──────── DATA RECORDS

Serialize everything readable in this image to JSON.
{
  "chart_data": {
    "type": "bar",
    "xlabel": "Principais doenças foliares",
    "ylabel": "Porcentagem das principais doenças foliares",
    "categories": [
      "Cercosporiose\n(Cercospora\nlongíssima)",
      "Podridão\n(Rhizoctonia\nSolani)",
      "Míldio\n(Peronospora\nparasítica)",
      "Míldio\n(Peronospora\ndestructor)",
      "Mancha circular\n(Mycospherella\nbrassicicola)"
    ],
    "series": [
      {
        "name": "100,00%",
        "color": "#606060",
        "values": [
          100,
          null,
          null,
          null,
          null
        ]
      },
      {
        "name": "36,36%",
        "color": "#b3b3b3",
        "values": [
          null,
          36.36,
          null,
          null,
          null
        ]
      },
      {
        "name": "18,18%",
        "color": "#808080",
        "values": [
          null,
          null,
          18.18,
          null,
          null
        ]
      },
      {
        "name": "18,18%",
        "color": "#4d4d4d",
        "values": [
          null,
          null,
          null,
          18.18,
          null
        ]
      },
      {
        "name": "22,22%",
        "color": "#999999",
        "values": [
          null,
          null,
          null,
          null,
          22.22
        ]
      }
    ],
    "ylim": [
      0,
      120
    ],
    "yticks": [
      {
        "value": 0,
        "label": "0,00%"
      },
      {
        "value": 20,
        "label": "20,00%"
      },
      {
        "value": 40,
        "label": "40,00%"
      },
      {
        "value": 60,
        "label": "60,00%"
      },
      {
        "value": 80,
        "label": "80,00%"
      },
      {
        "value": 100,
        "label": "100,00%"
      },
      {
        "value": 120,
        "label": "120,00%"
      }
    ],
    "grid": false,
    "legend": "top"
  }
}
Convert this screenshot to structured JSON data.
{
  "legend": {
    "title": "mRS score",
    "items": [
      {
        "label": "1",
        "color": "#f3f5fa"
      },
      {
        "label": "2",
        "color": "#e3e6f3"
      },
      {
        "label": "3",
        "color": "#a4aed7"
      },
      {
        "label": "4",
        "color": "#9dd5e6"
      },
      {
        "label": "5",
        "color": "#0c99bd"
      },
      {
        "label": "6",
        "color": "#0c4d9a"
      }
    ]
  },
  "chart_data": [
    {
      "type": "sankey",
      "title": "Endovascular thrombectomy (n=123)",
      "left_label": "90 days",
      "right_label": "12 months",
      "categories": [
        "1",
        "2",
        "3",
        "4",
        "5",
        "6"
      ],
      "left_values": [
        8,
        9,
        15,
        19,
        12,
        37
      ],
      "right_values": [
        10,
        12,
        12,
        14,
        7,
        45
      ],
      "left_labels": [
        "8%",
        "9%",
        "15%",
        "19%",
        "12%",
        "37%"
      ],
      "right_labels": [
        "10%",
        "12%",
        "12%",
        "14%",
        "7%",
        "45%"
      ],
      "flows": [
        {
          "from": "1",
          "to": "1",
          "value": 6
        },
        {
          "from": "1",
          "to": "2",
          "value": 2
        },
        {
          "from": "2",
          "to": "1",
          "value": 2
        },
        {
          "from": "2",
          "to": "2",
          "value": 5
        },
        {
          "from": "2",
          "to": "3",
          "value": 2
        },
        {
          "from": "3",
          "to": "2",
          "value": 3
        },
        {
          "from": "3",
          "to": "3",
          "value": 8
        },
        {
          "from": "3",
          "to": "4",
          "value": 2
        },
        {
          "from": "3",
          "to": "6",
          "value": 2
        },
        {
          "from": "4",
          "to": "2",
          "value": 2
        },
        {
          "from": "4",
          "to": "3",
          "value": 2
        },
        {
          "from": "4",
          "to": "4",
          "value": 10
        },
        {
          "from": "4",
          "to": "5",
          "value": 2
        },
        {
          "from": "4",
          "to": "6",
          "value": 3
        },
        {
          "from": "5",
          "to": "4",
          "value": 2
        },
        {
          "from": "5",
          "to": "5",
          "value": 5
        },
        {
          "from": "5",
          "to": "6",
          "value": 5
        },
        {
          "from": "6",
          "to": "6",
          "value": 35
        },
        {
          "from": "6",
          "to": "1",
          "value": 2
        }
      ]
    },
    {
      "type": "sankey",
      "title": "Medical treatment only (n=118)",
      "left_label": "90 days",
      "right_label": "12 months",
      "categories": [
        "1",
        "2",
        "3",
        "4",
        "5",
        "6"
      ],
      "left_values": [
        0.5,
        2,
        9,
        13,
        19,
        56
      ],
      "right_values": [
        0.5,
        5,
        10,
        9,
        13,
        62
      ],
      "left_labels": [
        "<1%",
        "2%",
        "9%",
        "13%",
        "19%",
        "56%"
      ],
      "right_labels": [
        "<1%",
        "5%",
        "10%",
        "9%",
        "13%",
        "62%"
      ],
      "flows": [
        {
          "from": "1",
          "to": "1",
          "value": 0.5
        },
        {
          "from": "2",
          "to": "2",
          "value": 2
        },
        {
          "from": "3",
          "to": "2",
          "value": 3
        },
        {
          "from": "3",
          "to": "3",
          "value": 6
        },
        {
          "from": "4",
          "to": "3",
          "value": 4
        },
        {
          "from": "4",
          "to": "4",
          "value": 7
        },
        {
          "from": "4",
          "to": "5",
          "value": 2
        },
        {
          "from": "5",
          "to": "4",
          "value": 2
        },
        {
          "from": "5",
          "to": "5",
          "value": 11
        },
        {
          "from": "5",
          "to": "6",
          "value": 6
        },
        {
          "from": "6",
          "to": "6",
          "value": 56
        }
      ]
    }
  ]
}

────────────────

■ SHORT TASK
Generate an exact reproduction of all entries.

■ SOLUTION FOR THIS PROBLEM
Serialize everything readable in this image to JSON.
{
  "chart_data": {
    "type": "bar",
    "xlabel": "Principais doenças foliares",
    "ylabel": "Porcentagem das principais doenças foliares",
    "categories": [
      "Cercosporiose\n(Cercospora\nlongíssima)",
      "Podridão\n(Rhizoctonia\nSolani)",
      "Míldio\n(Peronospora\nparasítica)",
      "Míldio\n(Peronospora\ndestructor)",
      "Mancha circular\n(Mycospherella\nbrassicicola)"
    ],
    "series": [
      {
        "name": "100,00%",
        "color": "#606060",
        "values": [
          100,
          null,
          null,
          null,
          null
        ]
      },
      {
        "name": "36,36%",
        "color": "#b3b3b3",
        "values": [
          null,
          36.36,
          null,
          null,
          null
        ]
      },
      {
        "name": "18,18%",
        "color": "#808080",
        "values": [
          null,
          null,
          18.18,
          null,
          null
        ]
      },
      {
        "name": "18,18%",
        "color": "#4d4d4d",
        "values": [
          null,
          null,
          null,
          18.18,
          null
        ]
      },
      {
        "name": "22,22%",
        "color": "#999999",
        "values": [
          null,
          null,
          null,
          null,
          22.22
        ]
      }
    ],
    "ylim": [
      0,
      120
    ],
    "yticks": [
      {
        "value": 0,
        "label": "0,00%"
      },
      {
        "value": 20,
        "label": "20,00%"
      },
      {
        "value": 40,
        "label": "40,00%"
      },
      {
        "value": 60,
        "label": "60,00%"
      },
      {
        "value": 80,
        "label": "80,00%"
      },
      {
        "value": 100,
        "label": "100,00%"
      },
      {
        "value": 120,
        "label": "120,00%"
      }
    ],
    "grid": false,
    "legend": "top"
  }
}
Convert this screenshot to structured JSON data.
{
  "legend": {
    "title": "mRS score",
    "items": [
      {
        "label": "1",
        "color": "#f3f5fa"
      },
      {
        "label": "2",
        "color": "#e3e6f3"
      },
      {
        "label": "3",
        "color": "#a4aed7"
      },
      {
        "label": "4",
        "color": "#9dd5e6"
      },
      {
        "label": "5",
        "color": "#0c99bd"
      },
      {
        "label": "6",
        "color": "#0c4d9a"
      }
    ]
  },
  "chart_data": [
    {
      "type": "sankey",
      "title": "Endovascular thrombectomy (n=123)",
      "left_label": "90 days",
      "right_label": "12 months",
      "categories": [
        "1",
        "2",
        "3",
        "4",
        "5",
        "6"
      ],
      "left_values": [
        8,
        9,
        15,
        19,
        12,
        37
      ],
      "right_values": [
        10,
        12,
        12,
        14,
        7,
        45
      ],
      "left_labels": [
        "8%",
        "9%",
        "15%",
        "19%",
        "12%",
        "37%"
      ],
      "right_labels": [
        "10%",
        "12%",
        "12%",
        "14%",
        "7%",
        "45%"
      ],
      "flows": [
        {
          "from": "1",
          "to": "1",
          "value": 6
        },
        {
          "from": "1",
          "to": "2",
          "value": 2
        },
        {
          "from": "2",
          "to": "1",
          "value": 2
        },
        {
          "from": "2",
          "to": "2",
          "value": 5
        },
        {
          "from": "2",
          "to": "3",
          "value": 2
        },
        {
          "from": "3",
          "to": "2",
          "value": 3
        },
        {
          "from": "3",
          "to": "3",
          "value": 8
        },
        {
          "from": "3",
          "to": "4",
          "value": 2
        },
        {
          "from": "3",
          "to": "6",
          "value": 2
        },
        {
          "from": "4",
          "to": "2",
          "value": 2
        },
        {
          "from": "4",
          "to": "3",
          "value": 2
        },
        {
          "from": "4",
          "to": "4",
          "value": 10
        },
        {
          "from": "4",
          "to": "5",
          "value": 2
        },
        {
          "from": "4",
          "to": "6",
          "value": 3
        },
        {
          "from": "5",
          "to": "4",
          "value": 2
        },
        {
          "from": "5",
          "to": "5",
          "value": 5
        },
        {
          "from": "5",
          "to": "6",
          "value": 5
        },
        {
          "from": "6",
          "to": "6",
          "value": 35
        },
        {
          "from": "6",
          "to": "1",
          "value": 2
        }
      ]
    },
    {
      "type": "sankey",
      "title": "Medical treatment only (n=118)",
      "left_label": "90 days",
      "right_label": "12 months",
      "categories": [
        "1",
        "2",
        "3",
        "4",
        "5",
        "6"
      ],
      "left_values": [
        0.5,
        2,
        9,
        13,
        19,
        56
      ],
      "right_values": [
        0.5,
        5,
        10,
        9,
        13,
        62
      ],
      "left_labels": [
        "<1%",
        "2%",
        "9%",
        "13%",
        "19%",
        "56%"
      ],
      "right_labels": [
        "<1%",
        "5%",
        "10%",
        "9%",
        "13%",
        "62%"
      ],
      "flows": [
        {
          "from": "1",
          "to": "1",
          "value": 0.5
        },
        {
          "from": "2",
          "to": "2",
          "value": 2
        },
        {
          "from": "3",
          "to": "2",
          "value": 3
        },
        {
          "from": "3",
          "to": "3",
          "value": 6
        },
        {
          "from": "4",
          "to": "3",
          "value": 4
        },
        {
          "from": "4",
          "to": "4",
          "value": 7
        },
        {
          "from": "4",
          "to": "5",
          "value": 2
        },
        {
          "from": "5",
          "to": "4",
          "value": 2
        },
        {
          "from": "5",
          "to": "5",
          "value": 11
        },
        {
          "from": "5",
          "to": "6",
          "value": 6
        },
        {
          "from": "6",
          "to": "6",
          "value": 56
        }
      ]
    }
  ]
}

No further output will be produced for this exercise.